- **JOB**
Copy all lines holding the word "screenshot" from the entries.

* * * * * * * * *

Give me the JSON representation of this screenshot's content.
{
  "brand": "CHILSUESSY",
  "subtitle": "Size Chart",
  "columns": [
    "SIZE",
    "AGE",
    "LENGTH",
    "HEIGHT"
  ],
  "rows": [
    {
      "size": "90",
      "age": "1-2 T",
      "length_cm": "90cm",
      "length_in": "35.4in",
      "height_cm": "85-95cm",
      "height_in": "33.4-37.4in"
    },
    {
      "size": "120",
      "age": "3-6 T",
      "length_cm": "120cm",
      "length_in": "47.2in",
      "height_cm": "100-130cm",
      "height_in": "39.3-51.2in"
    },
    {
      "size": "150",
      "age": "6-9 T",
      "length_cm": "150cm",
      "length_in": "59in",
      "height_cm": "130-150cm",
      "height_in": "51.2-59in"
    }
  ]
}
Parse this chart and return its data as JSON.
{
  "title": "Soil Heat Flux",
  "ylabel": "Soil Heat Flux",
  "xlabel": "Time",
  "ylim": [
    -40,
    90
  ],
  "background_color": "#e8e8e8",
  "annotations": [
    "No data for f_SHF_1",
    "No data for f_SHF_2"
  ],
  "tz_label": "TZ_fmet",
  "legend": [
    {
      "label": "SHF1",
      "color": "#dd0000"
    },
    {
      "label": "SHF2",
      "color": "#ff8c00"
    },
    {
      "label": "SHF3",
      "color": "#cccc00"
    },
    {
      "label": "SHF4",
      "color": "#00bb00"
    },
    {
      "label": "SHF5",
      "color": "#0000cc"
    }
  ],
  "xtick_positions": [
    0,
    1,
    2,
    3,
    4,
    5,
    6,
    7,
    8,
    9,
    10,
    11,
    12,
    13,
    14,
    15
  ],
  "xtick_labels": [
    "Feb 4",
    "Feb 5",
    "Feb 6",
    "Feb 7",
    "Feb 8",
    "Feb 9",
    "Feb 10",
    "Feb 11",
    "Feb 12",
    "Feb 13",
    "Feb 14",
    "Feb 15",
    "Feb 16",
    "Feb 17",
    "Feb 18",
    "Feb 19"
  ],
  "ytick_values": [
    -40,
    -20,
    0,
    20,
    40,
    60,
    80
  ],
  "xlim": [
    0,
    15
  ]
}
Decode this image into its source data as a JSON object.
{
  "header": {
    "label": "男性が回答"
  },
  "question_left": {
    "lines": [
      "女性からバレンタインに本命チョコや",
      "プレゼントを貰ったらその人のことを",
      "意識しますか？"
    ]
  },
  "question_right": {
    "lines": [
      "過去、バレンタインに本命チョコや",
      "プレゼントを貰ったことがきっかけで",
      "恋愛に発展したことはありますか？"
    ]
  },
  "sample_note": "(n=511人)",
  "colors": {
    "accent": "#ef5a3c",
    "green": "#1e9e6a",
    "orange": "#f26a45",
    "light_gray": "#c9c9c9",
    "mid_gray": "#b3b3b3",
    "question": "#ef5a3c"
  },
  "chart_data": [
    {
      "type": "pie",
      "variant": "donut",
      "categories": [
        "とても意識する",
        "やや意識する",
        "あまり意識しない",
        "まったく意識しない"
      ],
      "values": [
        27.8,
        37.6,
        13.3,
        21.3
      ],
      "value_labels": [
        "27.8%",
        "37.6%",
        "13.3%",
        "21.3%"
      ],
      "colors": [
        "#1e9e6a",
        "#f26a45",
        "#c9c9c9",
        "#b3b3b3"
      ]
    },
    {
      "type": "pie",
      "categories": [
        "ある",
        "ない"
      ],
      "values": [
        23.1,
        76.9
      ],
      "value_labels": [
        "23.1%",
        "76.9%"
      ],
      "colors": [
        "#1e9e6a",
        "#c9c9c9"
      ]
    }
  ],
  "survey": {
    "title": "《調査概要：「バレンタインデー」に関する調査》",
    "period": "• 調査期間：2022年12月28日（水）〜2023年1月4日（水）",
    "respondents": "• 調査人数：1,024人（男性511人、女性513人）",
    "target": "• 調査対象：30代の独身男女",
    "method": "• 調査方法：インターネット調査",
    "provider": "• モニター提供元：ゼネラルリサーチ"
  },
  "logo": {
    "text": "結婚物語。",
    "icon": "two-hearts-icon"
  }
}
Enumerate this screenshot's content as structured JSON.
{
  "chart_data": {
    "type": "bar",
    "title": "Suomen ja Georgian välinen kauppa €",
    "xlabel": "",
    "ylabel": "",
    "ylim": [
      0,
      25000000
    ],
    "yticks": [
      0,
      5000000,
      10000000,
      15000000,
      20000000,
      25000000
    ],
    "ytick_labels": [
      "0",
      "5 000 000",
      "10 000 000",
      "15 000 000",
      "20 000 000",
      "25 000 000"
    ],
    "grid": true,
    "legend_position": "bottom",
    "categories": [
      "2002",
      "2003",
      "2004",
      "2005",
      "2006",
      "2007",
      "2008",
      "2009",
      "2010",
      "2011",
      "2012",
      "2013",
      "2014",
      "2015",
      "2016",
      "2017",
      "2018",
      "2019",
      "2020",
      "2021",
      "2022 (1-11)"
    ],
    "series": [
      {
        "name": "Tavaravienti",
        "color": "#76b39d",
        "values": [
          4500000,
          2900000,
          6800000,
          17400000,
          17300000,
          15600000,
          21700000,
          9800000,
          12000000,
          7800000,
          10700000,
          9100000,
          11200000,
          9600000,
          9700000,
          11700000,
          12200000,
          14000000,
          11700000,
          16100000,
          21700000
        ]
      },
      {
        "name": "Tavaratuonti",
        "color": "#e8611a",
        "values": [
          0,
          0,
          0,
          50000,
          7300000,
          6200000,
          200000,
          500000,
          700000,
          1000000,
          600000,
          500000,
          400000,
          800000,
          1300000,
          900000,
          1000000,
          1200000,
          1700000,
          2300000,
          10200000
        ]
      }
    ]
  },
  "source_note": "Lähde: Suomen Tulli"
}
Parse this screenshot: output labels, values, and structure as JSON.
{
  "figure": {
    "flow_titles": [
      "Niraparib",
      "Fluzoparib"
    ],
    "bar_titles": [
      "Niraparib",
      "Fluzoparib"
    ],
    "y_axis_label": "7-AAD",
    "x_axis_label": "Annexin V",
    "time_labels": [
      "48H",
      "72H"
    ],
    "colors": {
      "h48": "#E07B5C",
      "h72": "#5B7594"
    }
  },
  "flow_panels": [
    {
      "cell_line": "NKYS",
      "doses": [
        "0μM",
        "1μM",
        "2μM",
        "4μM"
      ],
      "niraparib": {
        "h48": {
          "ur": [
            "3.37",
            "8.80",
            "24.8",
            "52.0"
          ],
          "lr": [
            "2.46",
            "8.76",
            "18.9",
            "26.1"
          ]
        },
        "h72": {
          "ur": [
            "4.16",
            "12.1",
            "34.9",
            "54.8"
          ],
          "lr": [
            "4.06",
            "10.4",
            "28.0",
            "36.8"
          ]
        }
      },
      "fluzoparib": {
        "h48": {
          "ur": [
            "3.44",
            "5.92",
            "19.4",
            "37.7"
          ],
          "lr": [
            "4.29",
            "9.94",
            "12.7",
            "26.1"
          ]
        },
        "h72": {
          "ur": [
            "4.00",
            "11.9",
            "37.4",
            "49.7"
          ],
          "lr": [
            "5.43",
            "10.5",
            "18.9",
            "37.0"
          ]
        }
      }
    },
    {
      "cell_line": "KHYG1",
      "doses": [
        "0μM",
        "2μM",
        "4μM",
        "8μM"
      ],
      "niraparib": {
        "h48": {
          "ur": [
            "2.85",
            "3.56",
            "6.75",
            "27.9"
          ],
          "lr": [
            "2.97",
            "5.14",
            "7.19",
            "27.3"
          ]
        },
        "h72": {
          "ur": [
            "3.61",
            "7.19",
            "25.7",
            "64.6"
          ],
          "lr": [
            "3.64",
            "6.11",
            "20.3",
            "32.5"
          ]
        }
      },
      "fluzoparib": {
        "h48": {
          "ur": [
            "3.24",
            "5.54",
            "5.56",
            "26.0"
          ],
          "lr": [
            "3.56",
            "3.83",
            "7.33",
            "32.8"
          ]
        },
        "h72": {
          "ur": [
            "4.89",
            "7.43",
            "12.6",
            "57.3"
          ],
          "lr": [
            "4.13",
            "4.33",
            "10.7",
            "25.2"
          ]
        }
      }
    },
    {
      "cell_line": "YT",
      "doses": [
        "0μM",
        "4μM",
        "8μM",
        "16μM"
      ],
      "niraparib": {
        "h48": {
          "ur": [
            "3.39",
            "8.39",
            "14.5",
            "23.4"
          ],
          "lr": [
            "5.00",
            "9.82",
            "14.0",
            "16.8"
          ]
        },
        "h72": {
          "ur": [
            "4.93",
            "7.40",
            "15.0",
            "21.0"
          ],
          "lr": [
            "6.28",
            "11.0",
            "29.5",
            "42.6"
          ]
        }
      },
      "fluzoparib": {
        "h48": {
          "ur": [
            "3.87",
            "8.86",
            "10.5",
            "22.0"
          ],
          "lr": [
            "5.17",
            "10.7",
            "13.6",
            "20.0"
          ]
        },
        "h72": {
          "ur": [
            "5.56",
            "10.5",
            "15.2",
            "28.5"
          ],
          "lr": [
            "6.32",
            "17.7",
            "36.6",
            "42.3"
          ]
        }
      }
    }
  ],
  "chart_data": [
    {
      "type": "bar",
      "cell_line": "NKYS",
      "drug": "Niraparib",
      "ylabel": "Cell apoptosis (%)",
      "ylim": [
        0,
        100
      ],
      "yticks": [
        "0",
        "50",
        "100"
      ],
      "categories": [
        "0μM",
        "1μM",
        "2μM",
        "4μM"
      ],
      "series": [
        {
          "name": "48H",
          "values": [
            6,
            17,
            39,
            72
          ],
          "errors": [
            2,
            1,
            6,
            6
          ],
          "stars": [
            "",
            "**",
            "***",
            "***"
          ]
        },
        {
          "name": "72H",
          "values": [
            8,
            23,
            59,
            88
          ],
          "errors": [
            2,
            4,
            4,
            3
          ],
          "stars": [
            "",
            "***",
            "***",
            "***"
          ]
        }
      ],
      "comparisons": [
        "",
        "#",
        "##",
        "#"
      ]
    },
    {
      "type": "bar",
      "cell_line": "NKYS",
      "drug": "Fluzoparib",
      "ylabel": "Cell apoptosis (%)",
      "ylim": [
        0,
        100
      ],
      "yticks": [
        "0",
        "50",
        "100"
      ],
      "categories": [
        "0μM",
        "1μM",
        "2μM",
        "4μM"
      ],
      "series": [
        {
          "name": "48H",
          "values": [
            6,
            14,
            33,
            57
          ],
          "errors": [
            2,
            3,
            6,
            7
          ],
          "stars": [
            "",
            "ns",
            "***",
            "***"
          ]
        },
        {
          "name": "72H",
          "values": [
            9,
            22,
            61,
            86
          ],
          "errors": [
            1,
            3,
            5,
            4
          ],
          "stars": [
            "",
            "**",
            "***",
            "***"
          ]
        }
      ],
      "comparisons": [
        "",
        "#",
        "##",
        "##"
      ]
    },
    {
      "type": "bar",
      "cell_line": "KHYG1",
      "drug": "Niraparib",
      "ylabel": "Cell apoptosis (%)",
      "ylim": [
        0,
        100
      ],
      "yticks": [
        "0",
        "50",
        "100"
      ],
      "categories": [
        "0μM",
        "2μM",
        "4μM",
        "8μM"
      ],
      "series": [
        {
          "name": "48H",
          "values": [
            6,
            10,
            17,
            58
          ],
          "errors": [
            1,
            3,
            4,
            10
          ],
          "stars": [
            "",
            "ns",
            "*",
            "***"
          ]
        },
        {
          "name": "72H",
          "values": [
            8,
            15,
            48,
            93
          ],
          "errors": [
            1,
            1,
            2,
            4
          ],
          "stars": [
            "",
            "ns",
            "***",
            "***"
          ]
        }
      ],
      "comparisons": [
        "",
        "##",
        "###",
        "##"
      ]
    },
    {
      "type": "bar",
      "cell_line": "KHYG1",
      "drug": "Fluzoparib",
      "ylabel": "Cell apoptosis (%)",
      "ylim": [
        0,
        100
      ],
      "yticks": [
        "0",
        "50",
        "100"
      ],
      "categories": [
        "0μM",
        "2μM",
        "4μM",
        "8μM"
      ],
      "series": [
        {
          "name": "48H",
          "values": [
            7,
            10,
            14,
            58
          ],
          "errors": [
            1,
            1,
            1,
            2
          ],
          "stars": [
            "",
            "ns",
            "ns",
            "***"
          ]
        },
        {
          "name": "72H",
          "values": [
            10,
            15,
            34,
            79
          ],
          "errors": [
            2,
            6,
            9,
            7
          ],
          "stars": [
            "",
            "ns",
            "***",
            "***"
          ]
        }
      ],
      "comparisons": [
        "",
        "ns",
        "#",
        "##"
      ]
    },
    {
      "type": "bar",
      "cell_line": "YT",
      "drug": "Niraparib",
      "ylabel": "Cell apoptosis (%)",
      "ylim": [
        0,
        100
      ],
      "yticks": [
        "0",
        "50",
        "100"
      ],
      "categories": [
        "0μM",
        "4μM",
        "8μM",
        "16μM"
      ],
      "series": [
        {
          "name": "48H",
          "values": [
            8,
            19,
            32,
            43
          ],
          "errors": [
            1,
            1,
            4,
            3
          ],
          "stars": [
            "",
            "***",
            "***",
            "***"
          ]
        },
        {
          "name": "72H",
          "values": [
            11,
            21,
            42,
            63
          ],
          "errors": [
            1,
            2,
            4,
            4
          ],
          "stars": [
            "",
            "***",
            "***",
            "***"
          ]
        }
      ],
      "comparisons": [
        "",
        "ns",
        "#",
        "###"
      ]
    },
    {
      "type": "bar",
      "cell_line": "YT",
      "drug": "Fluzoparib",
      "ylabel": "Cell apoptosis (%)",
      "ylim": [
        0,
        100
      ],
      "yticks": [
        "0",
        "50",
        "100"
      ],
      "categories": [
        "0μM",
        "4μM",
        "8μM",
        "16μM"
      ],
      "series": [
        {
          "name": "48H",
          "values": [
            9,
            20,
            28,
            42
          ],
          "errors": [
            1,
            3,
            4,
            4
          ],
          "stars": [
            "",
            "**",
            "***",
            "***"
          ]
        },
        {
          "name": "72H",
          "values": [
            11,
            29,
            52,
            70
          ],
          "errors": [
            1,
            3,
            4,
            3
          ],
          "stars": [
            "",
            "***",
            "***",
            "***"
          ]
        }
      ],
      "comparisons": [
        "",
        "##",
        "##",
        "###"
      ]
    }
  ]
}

* * * * * * * * *

- **RESULT FOR THIS TASK**
Give me the JSON representation of this screenshot's content.
Enumerate this screenshot's content as structured JSON.
Parse this screenshot: output labels, values, and structure as JSON.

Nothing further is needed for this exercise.